Start STORED RECORDS

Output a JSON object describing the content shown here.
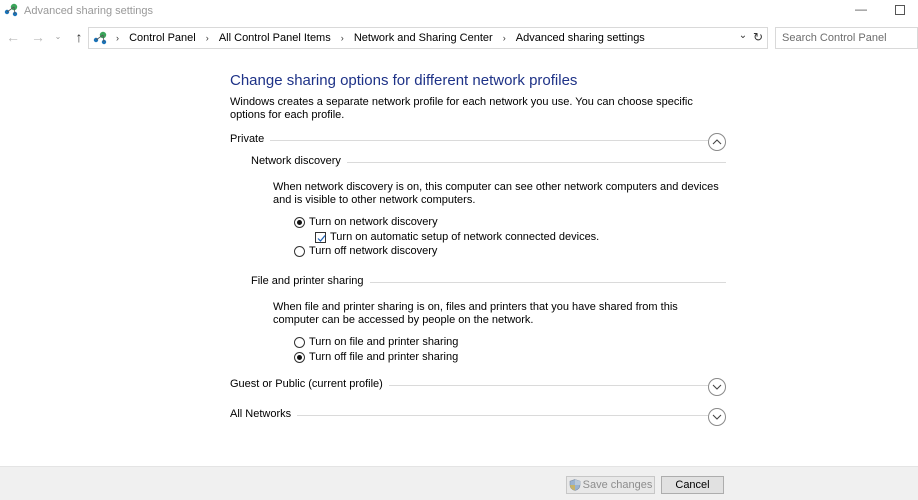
{
  "window": {
    "title": "Advanced sharing settings",
    "minimize_glyph": "—"
  },
  "nav": {
    "back_glyph": "←",
    "forward_glyph": "→",
    "recent_glyph": "⌄",
    "up_glyph": "↑",
    "breadcrumbs": [
      "Control Panel",
      "All Control Panel Items",
      "Network and Sharing Center",
      "Advanced sharing settings"
    ],
    "separator": "›",
    "dropdown_glyph": "⌄",
    "refresh_glyph": "↻"
  },
  "search": {
    "placeholder": "Search Control Panel"
  },
  "main": {
    "heading": "Change sharing options for different network profiles",
    "intro": "Windows creates a separate network profile for each network you use. You can choose specific options for each profile."
  },
  "private": {
    "label": "Private",
    "expanded": true,
    "network_discovery": {
      "label": "Network discovery",
      "description": "When network discovery is on, this computer can see other network computers and devices and is visible to other network computers.",
      "turn_on": "Turn on network discovery",
      "auto_setup": "Turn on automatic setup of network connected devices.",
      "turn_off": "Turn off network discovery",
      "selected": "on",
      "auto_setup_checked": true
    },
    "file_printer_sharing": {
      "label": "File and printer sharing",
      "description": "When file and printer sharing is on, files and printers that you have shared from this computer can be accessed by people on the network.",
      "turn_on": "Turn on file and printer sharing",
      "turn_off": "Turn off file and printer sharing",
      "selected": "off"
    }
  },
  "guest_public": {
    "label": "Guest or Public (current profile)",
    "expanded": false
  },
  "all_networks": {
    "label": "All Networks",
    "expanded": false
  },
  "footer": {
    "save_label": "Save changes",
    "cancel_label": "Cancel"
  },
  "icons": {
    "app": "network-sharing-icon",
    "expand": "chevron-down-icon",
    "collapse": "chevron-up-icon",
    "shield": "uac-shield-icon"
  },
  "colors": {
    "heading": "#1e3287",
    "footer_bg": "#f0f0f0",
    "icon_green": "#3aa55a",
    "icon_blue": "#1a73b8"
  }
}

End STORED RECORDS

> PROMPT: Restate the records above in full, word for word. Keep pictures out.

> THE ANSWER:
Output a JSON object describing the content shown here.
{
  "window": {
    "title": "Advanced sharing settings",
    "minimize_glyph": "—"
  },
  "nav": {
    "back_glyph": "←",
    "forward_glyph": "→",
    "recent_glyph": "⌄",
    "up_glyph": "↑",
    "breadcrumbs": [
      "Control Panel",
      "All Control Panel Items",
      "Network and Sharing Center",
      "Advanced sharing settings"
    ],
    "separator": "›",
    "dropdown_glyph": "⌄",
    "refresh_glyph": "↻"
  },
  "search": {
    "placeholder": "Search Control Panel"
  },
  "main": {
    "heading": "Change sharing options for different network profiles",
    "intro": "Windows creates a separate network profile for each network you use. You can choose specific options for each profile."
  },
  "private": {
    "label": "Private",
    "expanded": true,
    "network_discovery": {
      "label": "Network discovery",
      "description": "When network discovery is on, this computer can see other network computers and devices and is visible to other network computers.",
      "turn_on": "Turn on network discovery",
      "auto_setup": "Turn on automatic setup of network connected devices.",
      "turn_off": "Turn off network discovery",
      "selected": "on",
      "auto_setup_checked": true
    },
    "file_printer_sharing": {
      "label": "File and printer sharing",
      "description": "When file and printer sharing is on, files and printers that you have shared from this computer can be accessed by people on the network.",
      "turn_on": "Turn on file and printer sharing",
      "turn_off": "Turn off file and printer sharing",
      "selected": "off"
    }
  },
  "guest_public": {
    "label": "Guest or Public (current profile)",
    "expanded": false
  },
  "all_networks": {
    "label": "All Networks",
    "expanded": false
  },
  "footer": {
    "save_label": "Save changes",
    "cancel_label": "Cancel"
  },
  "icons": {
    "app": "network-sharing-icon",
    "expand": "chevron-down-icon",
    "collapse": "chevron-up-icon",
    "shield": "uac-shield-icon"
  },
  "colors": {
    "heading": "#1e3287",
    "footer_bg": "#f0f0f0",
    "icon_green": "#3aa55a",
    "icon_blue": "#1a73b8"
  }
}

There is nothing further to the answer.